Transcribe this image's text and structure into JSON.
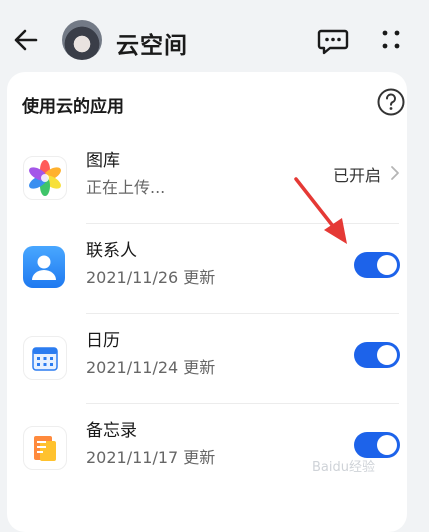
{
  "header": {
    "title": "云空间",
    "icons": [
      "back-arrow-icon",
      "avatar",
      "message-icon",
      "more-icon"
    ]
  },
  "section": {
    "title": "使用云的应用",
    "help_icon": "question-circle-icon"
  },
  "apps": [
    {
      "name": "图库",
      "subtitle": "正在上传...",
      "status": "已开启",
      "icon": "gallery-flower-icon"
    },
    {
      "name": "联系人",
      "subtitle": "2021/11/26 更新",
      "toggle_on": true,
      "icon": "contacts-person-icon"
    },
    {
      "name": "日历",
      "subtitle": "2021/11/24 更新",
      "toggle_on": true,
      "icon": "calendar-icon"
    },
    {
      "name": "备忘录",
      "subtitle": "2021/11/17 更新",
      "toggle_on": true,
      "icon": "notepad-icon"
    }
  ],
  "colors": {
    "accent": "#1d63ea",
    "background": "#f1f3f5",
    "card": "#ffffff"
  },
  "watermark": "Baidu经验"
}
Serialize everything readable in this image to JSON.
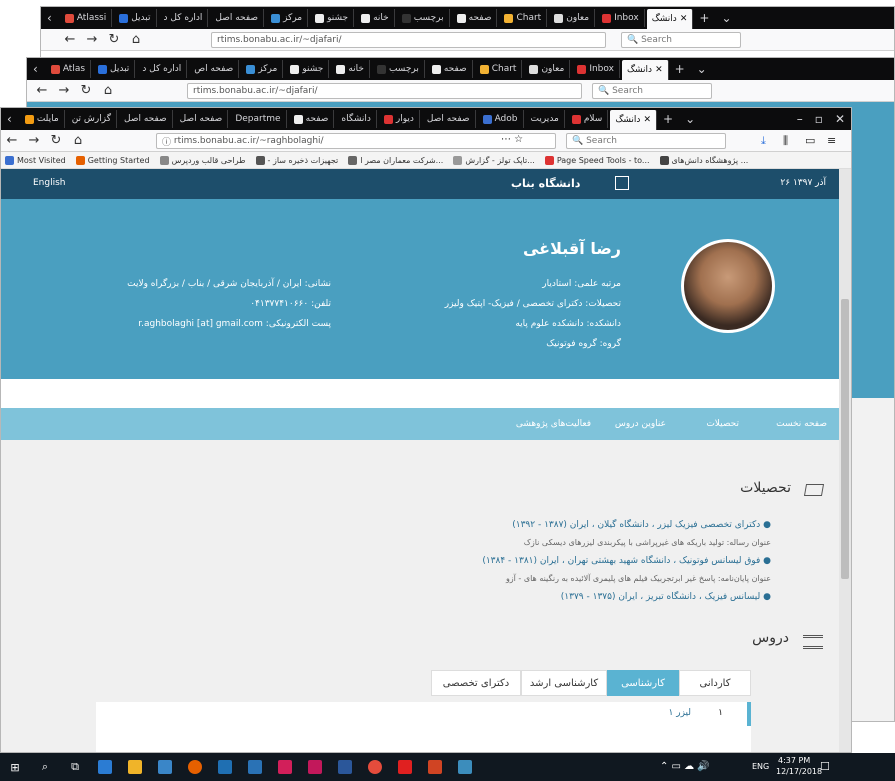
{
  "back_window_1": {
    "tabs": [
      "Atlassi",
      "تبدیل",
      "اداره کل د",
      "صفحه اصل",
      "مرکز",
      "جشنو",
      "خانه",
      "برچسب",
      "صفحه",
      "Chart",
      "معاون",
      "Inbox",
      "دانشگ"
    ],
    "url": "rtims.bonabu.ac.ir/~djafari/",
    "search_placeholder": "Search"
  },
  "back_window_2": {
    "tabs": [
      "Atlas",
      "تبدیل",
      "اداره کل د",
      "صفحه اص",
      "مرکز",
      "جشنو",
      "خانه",
      "برچسب",
      "صفحه",
      "Chart",
      "معاون",
      "Inbox",
      "دانشگ"
    ],
    "url": "rtims.bonabu.ac.ir/~djafari/",
    "search_placeholder": "Search"
  },
  "front_window": {
    "tabs": [
      "مایلت",
      "گزارش تن",
      "صفحه اصل",
      "صفحه اصل",
      "Departme",
      "صفحه",
      "دانشگاه",
      "دیوار",
      "صفحه اصل",
      "Adob",
      "مدیریت",
      "سلام",
      "دانشگ"
    ],
    "url": "rtims.bonabu.ac.ir/~raghbolaghi/",
    "search_placeholder": "Search",
    "bookmarks": [
      "Most Visited",
      "Getting Started",
      "طراحی قالب وردپرس",
      "- تجهیزات ذخیره ساز",
      "شرکت معماران مصر ا...",
      "تاپک تولز - گزارش...",
      "Page Speed Tools - to...",
      "پژوهشگاه دانش‌های ..."
    ]
  },
  "site": {
    "date": "۲۶ آذر ۱۳۹۷",
    "university": "دانشگاه بناب",
    "language": "English",
    "name": "رضا آقبلاغی",
    "rank_label": "مرتبه علمی:",
    "rank_value": "استادیار",
    "education_label": "تحصیلات:",
    "education_value": "دکترای تخصصی / فیزیک- اپتیک ولیزر",
    "faculty_label": "دانشکده:",
    "faculty_value": "دانشکده علوم پایه",
    "group_label": "گروه:",
    "group_value": "گروه فوتونیک",
    "address_label": "نشانی:",
    "address_value": "ایران / آذربایجان شرقی / بناب / بزرگراه ولایت",
    "phone_label": "تلفن:",
    "phone_value": "۰۴۱۳۷۷۴۱۰۶۶۰",
    "email_label": "پست الکترونیکی:",
    "email_value": "r.aghbolaghi [at] gmail.com",
    "nav": [
      "صفحه نخست",
      "تحصیلات",
      "عناوین دروس",
      "فعالیت‌های پژوهشی"
    ],
    "education_heading": "تحصیلات",
    "education_items": [
      {
        "title": "دکترای تخصصی فیزیک لیزر ، دانشگاه گیلان ، ایران (۱۳۸۷ - ۱۳۹۲)",
        "thesis": "عنوان رساله: تولید باریکه های غیرپراشی با پیکربندی لیزرهای دیسکی نازک"
      },
      {
        "title": "فوق لیسانس فوتونیک ، دانشگاه شهید بهشتی تهران ، ایران (۱۳۸۱ - ۱۳۸۴)",
        "thesis": "عنوان پایان‌نامه: پاسخ غیر ابرتجربیک فیلم های پلیمری آلائیده به رنگینه های - آزو"
      },
      {
        "title": "لیسانس فیزیک ، دانشگاه تبریز ، ایران (۱۳۷۵ - ۱۳۷۹)",
        "thesis": ""
      }
    ],
    "courses_heading": "دروس",
    "course_tabs": [
      "کاردانی",
      "کارشناسی",
      "کارشناسی ارشد",
      "دکترای تخصصی"
    ],
    "course_row_num": "۱",
    "course_row_text": "لیزر ۱"
  },
  "taskbar": {
    "time": "4:37 PM",
    "date": "12/17/2018",
    "lang": "ENG"
  },
  "colors": {
    "header": "#1d4e6b",
    "profile": "#4a9fc0",
    "subnav": "#7fc3da",
    "accent": "#5ab3d2"
  }
}
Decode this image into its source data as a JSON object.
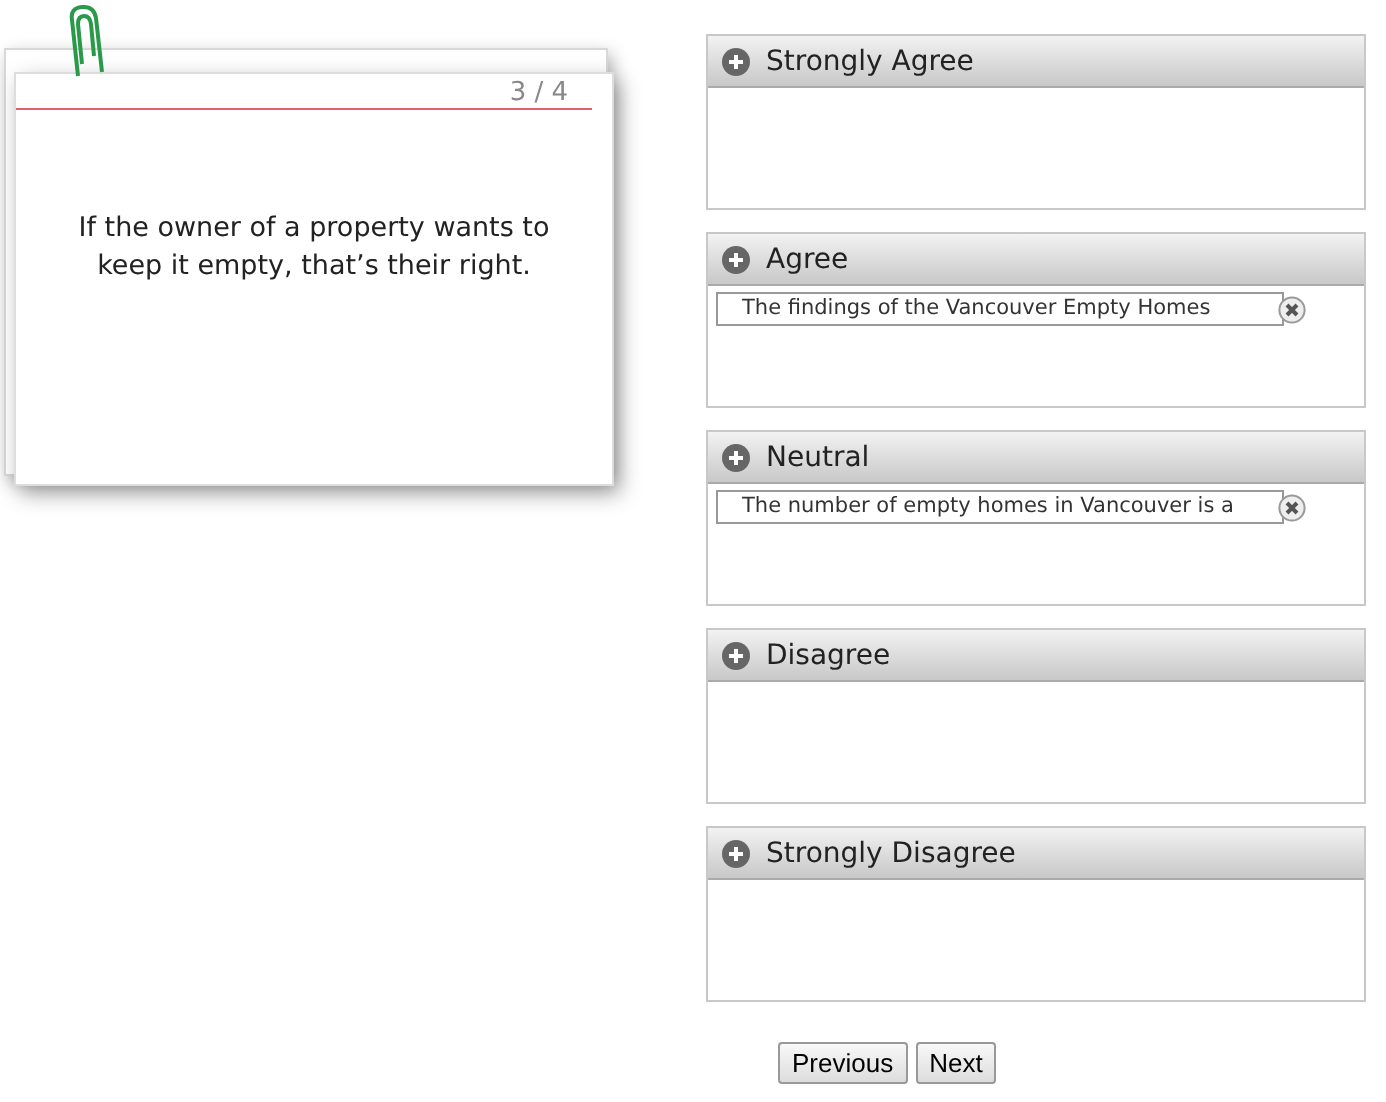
{
  "card": {
    "counter": "3 / 4",
    "statement": "If the owner of a property wants to keep it empty, that’s their right."
  },
  "categories": [
    {
      "title": "Strongly Agree"
    },
    {
      "title": "Agree",
      "items": [
        "The findings of the Vancouver Empty Homes"
      ]
    },
    {
      "title": "Neutral",
      "items": [
        "The number of empty homes in Vancouver is a"
      ]
    },
    {
      "title": "Disagree"
    },
    {
      "title": "Strongly Disagree"
    }
  ],
  "buttons": [
    "Previous",
    "Next"
  ]
}
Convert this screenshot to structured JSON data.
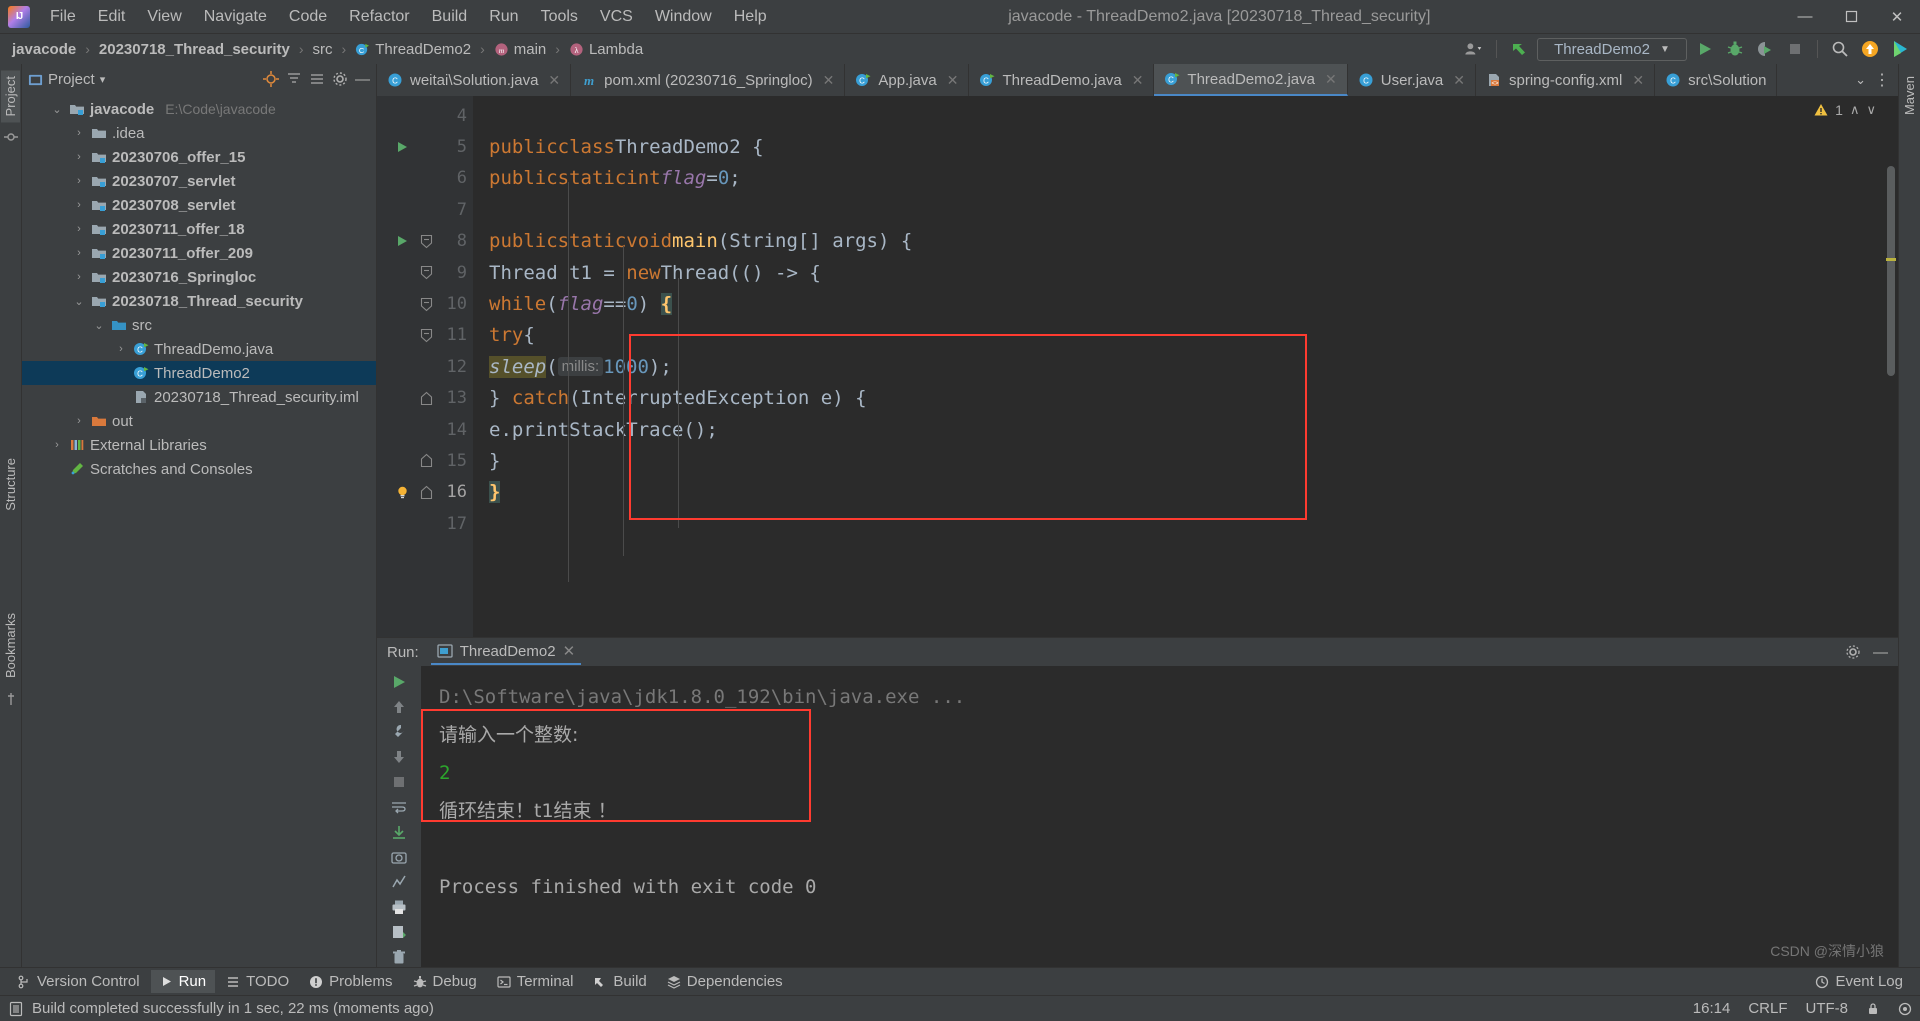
{
  "titlebar": {
    "window_title": "javacode - ThreadDemo2.java [20230718_Thread_security]",
    "logo_text": "IJ",
    "menu": [
      "File",
      "Edit",
      "View",
      "Navigate",
      "Code",
      "Refactor",
      "Build",
      "Run",
      "Tools",
      "VCS",
      "Window",
      "Help"
    ],
    "minimize": "—",
    "maximize": "❐",
    "close": "✕"
  },
  "navbar": {
    "breadcrumbs": [
      {
        "label": "javacode",
        "icon": ""
      },
      {
        "label": "20230718_Thread_security",
        "icon": ""
      },
      {
        "label": "src",
        "icon": ""
      },
      {
        "label": "ThreadDemo2",
        "icon": "class-icon"
      },
      {
        "label": "main",
        "icon": "method-icon"
      },
      {
        "label": "Lambda",
        "icon": "lambda-icon"
      }
    ],
    "separator": "›",
    "run_config": "ThreadDemo2",
    "run_config_caret": "▼",
    "icons": [
      "user-avatar-icon",
      "updates-arrow-icon",
      "run-icon",
      "debug-icon",
      "run-coverage-icon",
      "stop-icon",
      "search-icon",
      "notification-icon",
      "ide-assistant-icon"
    ]
  },
  "left_strip": {
    "tabs": [
      "Project",
      "Structure",
      "Bookmarks"
    ]
  },
  "right_strip": {
    "tabs": [
      "Maven"
    ]
  },
  "project": {
    "title": "Project",
    "title_caret": "▾",
    "tree": [
      {
        "indent": 0,
        "arrow": "⌄",
        "icon": "module-folder-icon",
        "name": "javacode",
        "bold": true,
        "path": "E:\\Code\\javacode",
        "selected": false
      },
      {
        "indent": 1,
        "arrow": "›",
        "icon": "folder-icon",
        "name": ".idea",
        "bold": false,
        "path": "",
        "selected": false
      },
      {
        "indent": 1,
        "arrow": "›",
        "icon": "module-folder-icon",
        "name": "20230706_offer_15",
        "bold": true,
        "path": "",
        "selected": false
      },
      {
        "indent": 1,
        "arrow": "›",
        "icon": "module-folder-icon",
        "name": "20230707_servlet",
        "bold": true,
        "path": "",
        "selected": false
      },
      {
        "indent": 1,
        "arrow": "›",
        "icon": "module-folder-icon",
        "name": "20230708_servlet",
        "bold": true,
        "path": "",
        "selected": false
      },
      {
        "indent": 1,
        "arrow": "›",
        "icon": "module-folder-icon",
        "name": "20230711_offer_18",
        "bold": true,
        "path": "",
        "selected": false
      },
      {
        "indent": 1,
        "arrow": "›",
        "icon": "module-folder-icon",
        "name": "20230711_offer_209",
        "bold": true,
        "path": "",
        "selected": false
      },
      {
        "indent": 1,
        "arrow": "›",
        "icon": "module-folder-icon",
        "name": "20230716_Springloc",
        "bold": true,
        "path": "",
        "selected": false
      },
      {
        "indent": 1,
        "arrow": "⌄",
        "icon": "module-folder-icon",
        "name": "20230718_Thread_security",
        "bold": true,
        "path": "",
        "selected": false
      },
      {
        "indent": 2,
        "arrow": "⌄",
        "icon": "source-folder-icon",
        "name": "src",
        "bold": false,
        "path": "",
        "selected": false
      },
      {
        "indent": 3,
        "arrow": "›",
        "icon": "java-class-icon",
        "name": "ThreadDemo.java",
        "bold": false,
        "path": "",
        "selected": false
      },
      {
        "indent": 3,
        "arrow": "",
        "icon": "java-class-icon",
        "name": "ThreadDemo2",
        "bold": false,
        "path": "",
        "selected": true
      },
      {
        "indent": 3,
        "arrow": "",
        "icon": "iml-file-icon",
        "name": "20230718_Thread_security.iml",
        "bold": false,
        "path": "",
        "selected": false
      },
      {
        "indent": 1,
        "arrow": "›",
        "icon": "out-folder-icon",
        "name": "out",
        "bold": false,
        "path": "",
        "selected": false
      },
      {
        "indent": 0,
        "arrow": "›",
        "icon": "libraries-icon",
        "name": "External Libraries",
        "bold": false,
        "path": "",
        "selected": false
      },
      {
        "indent": 0,
        "arrow": "",
        "icon": "scratches-icon",
        "name": "Scratches and Consoles",
        "bold": false,
        "path": "",
        "selected": false
      }
    ]
  },
  "editor": {
    "tabs": [
      {
        "label": "weitai\\Solution.java",
        "icon": "java-class-icon",
        "active": false
      },
      {
        "label": "pom.xml (20230716_Springloc)",
        "icon": "maven-icon",
        "active": false
      },
      {
        "label": "App.java",
        "icon": "java-class-icon",
        "active": false
      },
      {
        "label": "ThreadDemo.java",
        "icon": "java-class-icon",
        "active": false
      },
      {
        "label": "ThreadDemo2.java",
        "icon": "java-class-icon",
        "active": true
      },
      {
        "label": "User.java",
        "icon": "java-class-icon",
        "active": false
      },
      {
        "label": "spring-config.xml",
        "icon": "xml-file-icon",
        "active": false
      },
      {
        "label": "src\\Solution",
        "icon": "java-class-icon",
        "active": false
      }
    ],
    "tab_overflow": "⌄",
    "tab_more": "⋮",
    "close_glyph": "✕",
    "inspection": {
      "warning_count": "1",
      "warning_icon": "warning-triangle-icon",
      "up_arrow": "∧",
      "down_arrow": "∨"
    },
    "lines": [
      {
        "num": "4",
        "run": false,
        "fold": "",
        "code": ""
      },
      {
        "num": "5",
        "run": true,
        "fold": "",
        "code": "public class ThreadDemo2 {"
      },
      {
        "num": "6",
        "run": false,
        "fold": "",
        "code": "    public static int flag = 0;"
      },
      {
        "num": "7",
        "run": false,
        "fold": "",
        "code": ""
      },
      {
        "num": "8",
        "run": true,
        "fold": "down",
        "code": "    public static void main(String[] args) {"
      },
      {
        "num": "9",
        "run": false,
        "fold": "down",
        "code": "        Thread t1 = new Thread(() -> {"
      },
      {
        "num": "10",
        "run": false,
        "fold": "down",
        "code": "            while (flag == 0) {"
      },
      {
        "num": "11",
        "run": false,
        "fold": "down",
        "code": "                try {"
      },
      {
        "num": "12",
        "run": false,
        "fold": "",
        "code": "                    sleep( millis: 1000);"
      },
      {
        "num": "13",
        "run": false,
        "fold": "up",
        "code": "                } catch (InterruptedException e) {"
      },
      {
        "num": "14",
        "run": false,
        "fold": "",
        "code": "                    e.printStackTrace();"
      },
      {
        "num": "15",
        "run": false,
        "fold": "up",
        "code": "                }"
      },
      {
        "num": "16",
        "run": false,
        "fold": "up",
        "code": "            }",
        "bulb": true
      },
      {
        "num": "17",
        "run": false,
        "fold": "",
        "code": ""
      }
    ],
    "param_hint": "millis:"
  },
  "run_panel": {
    "label": "Run:",
    "tab_name": "ThreadDemo2",
    "tab_close": "✕",
    "settings_icon": "gear-icon",
    "minimize_icon": "—",
    "tools": [
      "rerun-icon",
      "wrench-icon",
      "stop-icon",
      "up-arrow-icon",
      "down-arrow-icon",
      "soft-wrap-icon",
      "scroll-to-end-icon",
      "camera-icon",
      "trace-icon",
      "print-icon",
      "export-icon",
      "trash-icon"
    ],
    "console": [
      {
        "text": "D:\\Software\\java\\jdk1.8.0_192\\bin\\java.exe ...",
        "color": "gray"
      },
      {
        "text": "请输入一个整数:",
        "color": "cn"
      },
      {
        "text": "2",
        "color": "green"
      },
      {
        "text": "循环结束！t1结束 ！",
        "color": "cn"
      },
      {
        "text": "",
        "color": "gray"
      },
      {
        "text": "Process finished with exit code 0",
        "color": "normal"
      }
    ]
  },
  "tool_window_bar": {
    "items": [
      {
        "label": "Version Control",
        "icon": "branch-icon",
        "selected": false
      },
      {
        "label": "Run",
        "icon": "run-icon",
        "selected": true
      },
      {
        "label": "TODO",
        "icon": "todo-icon",
        "selected": false
      },
      {
        "label": "Problems",
        "icon": "problems-icon",
        "selected": false
      },
      {
        "label": "Debug",
        "icon": "debug-icon",
        "selected": false
      },
      {
        "label": "Terminal",
        "icon": "terminal-icon",
        "selected": false
      },
      {
        "label": "Build",
        "icon": "build-icon",
        "selected": false
      },
      {
        "label": "Dependencies",
        "icon": "dependencies-icon",
        "selected": false
      }
    ],
    "event_log": "Event Log",
    "event_log_icon": "bell-icon"
  },
  "status_bar": {
    "message": "Build completed successfully in 1 sec, 22 ms (moments ago)",
    "message_icon": "build-status-icon",
    "time": "16:14",
    "line_separator": "CRLF",
    "encoding": "UTF-8"
  },
  "watermark": "CSDN @深情小狼",
  "colors": {
    "accent": "#4a88c7",
    "selection": "#0d3a58",
    "highlight_box": "#ff3b30",
    "keyword": "#cc7832",
    "field": "#9876aa",
    "number": "#6897bb",
    "method": "#ffc66d",
    "text": "#a9b7c6",
    "console_green": "#2ca72c",
    "editor_bg": "#2b2b2b",
    "chrome_bg": "#3c3f41"
  }
}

§ TASK BRIEF
Report each line of the material above where the word "thesis" appears.

§ OUTPUT OF THE EXERCISE
        "thesis": "عنوان رساله: تولید باریکه های غیرپراشی با پیکربندی لیزرهای دیسکی نازک"
        "thesis": "عنوان پایان‌نامه: پاسخ غیر ابرتجربیک فیلم های پلیمری آلائیده به رنگینه های - آزو"
        "thesis": ""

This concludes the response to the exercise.